## SUPPLIED MATERIAL
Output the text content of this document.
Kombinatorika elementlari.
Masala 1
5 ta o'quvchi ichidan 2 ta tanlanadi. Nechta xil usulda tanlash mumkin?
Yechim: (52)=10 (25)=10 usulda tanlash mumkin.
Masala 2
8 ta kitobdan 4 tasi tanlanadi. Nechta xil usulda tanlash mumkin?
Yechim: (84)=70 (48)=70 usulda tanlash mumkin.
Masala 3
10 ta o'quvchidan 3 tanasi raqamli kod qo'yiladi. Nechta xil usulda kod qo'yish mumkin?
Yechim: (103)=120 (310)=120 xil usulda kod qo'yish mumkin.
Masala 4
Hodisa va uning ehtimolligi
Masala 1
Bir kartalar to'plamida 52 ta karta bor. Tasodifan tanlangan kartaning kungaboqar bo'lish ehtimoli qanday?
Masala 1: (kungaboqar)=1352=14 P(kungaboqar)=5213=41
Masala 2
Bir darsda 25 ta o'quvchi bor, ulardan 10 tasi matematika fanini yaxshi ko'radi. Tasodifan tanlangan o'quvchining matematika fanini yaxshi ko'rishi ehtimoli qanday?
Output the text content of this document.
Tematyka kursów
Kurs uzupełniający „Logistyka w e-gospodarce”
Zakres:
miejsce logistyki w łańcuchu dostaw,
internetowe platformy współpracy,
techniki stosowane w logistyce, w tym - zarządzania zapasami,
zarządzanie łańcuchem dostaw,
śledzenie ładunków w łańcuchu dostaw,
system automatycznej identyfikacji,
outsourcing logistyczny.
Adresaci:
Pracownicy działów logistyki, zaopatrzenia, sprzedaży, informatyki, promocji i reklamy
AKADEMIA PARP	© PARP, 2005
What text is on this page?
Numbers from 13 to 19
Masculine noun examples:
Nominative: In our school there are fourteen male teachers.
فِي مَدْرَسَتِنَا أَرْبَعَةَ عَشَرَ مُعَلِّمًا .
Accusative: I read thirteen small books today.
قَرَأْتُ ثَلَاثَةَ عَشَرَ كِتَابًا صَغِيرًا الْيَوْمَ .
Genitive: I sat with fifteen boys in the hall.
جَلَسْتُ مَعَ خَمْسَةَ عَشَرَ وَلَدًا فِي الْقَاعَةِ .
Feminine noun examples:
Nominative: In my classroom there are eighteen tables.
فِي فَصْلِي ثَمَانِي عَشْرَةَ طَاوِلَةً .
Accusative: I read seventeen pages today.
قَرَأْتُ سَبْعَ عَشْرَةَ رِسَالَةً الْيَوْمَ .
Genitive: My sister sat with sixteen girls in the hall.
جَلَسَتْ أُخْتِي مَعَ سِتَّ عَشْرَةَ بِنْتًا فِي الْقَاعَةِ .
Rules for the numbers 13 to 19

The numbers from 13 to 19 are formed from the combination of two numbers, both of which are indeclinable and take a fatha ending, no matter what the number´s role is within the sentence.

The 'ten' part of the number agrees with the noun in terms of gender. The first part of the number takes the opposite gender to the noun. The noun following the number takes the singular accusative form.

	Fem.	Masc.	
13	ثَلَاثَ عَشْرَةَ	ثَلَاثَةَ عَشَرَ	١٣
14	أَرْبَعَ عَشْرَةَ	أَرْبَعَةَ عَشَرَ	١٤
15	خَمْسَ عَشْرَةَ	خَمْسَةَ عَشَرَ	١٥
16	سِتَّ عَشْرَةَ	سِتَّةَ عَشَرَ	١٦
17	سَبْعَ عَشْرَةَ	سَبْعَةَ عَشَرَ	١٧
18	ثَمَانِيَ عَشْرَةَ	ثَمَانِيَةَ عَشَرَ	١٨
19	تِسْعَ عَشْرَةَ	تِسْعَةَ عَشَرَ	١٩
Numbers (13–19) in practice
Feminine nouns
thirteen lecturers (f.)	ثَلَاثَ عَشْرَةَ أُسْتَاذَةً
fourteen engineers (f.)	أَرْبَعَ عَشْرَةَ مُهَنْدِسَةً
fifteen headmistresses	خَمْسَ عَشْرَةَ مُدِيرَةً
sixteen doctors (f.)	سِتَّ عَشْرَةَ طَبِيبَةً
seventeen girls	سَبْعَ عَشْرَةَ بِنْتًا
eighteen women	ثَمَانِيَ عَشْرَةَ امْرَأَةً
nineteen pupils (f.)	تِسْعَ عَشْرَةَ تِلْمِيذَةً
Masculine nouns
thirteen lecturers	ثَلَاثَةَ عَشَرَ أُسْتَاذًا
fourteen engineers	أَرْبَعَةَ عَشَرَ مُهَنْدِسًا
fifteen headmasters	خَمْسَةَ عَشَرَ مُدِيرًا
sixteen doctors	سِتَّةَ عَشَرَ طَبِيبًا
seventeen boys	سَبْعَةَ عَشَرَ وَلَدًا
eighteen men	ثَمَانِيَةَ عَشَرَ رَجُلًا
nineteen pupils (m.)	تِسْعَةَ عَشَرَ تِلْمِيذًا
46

## EXERCISE AIM
Copy out all lines above that include the string "tasi".

## FULL SOLUTION
8 ta kitobdan 4 tasi tanlanadi. Nechta xil usulda tanlash mumkin?
Bir darsda 25 ta o'quvchi bor, ulardan 10 tasi matematika fanini yaxshi ko'radi. Tasodifan tanlangan o'quvchining matematika fanini yaxshi ko'rishi ehtimoli qanday?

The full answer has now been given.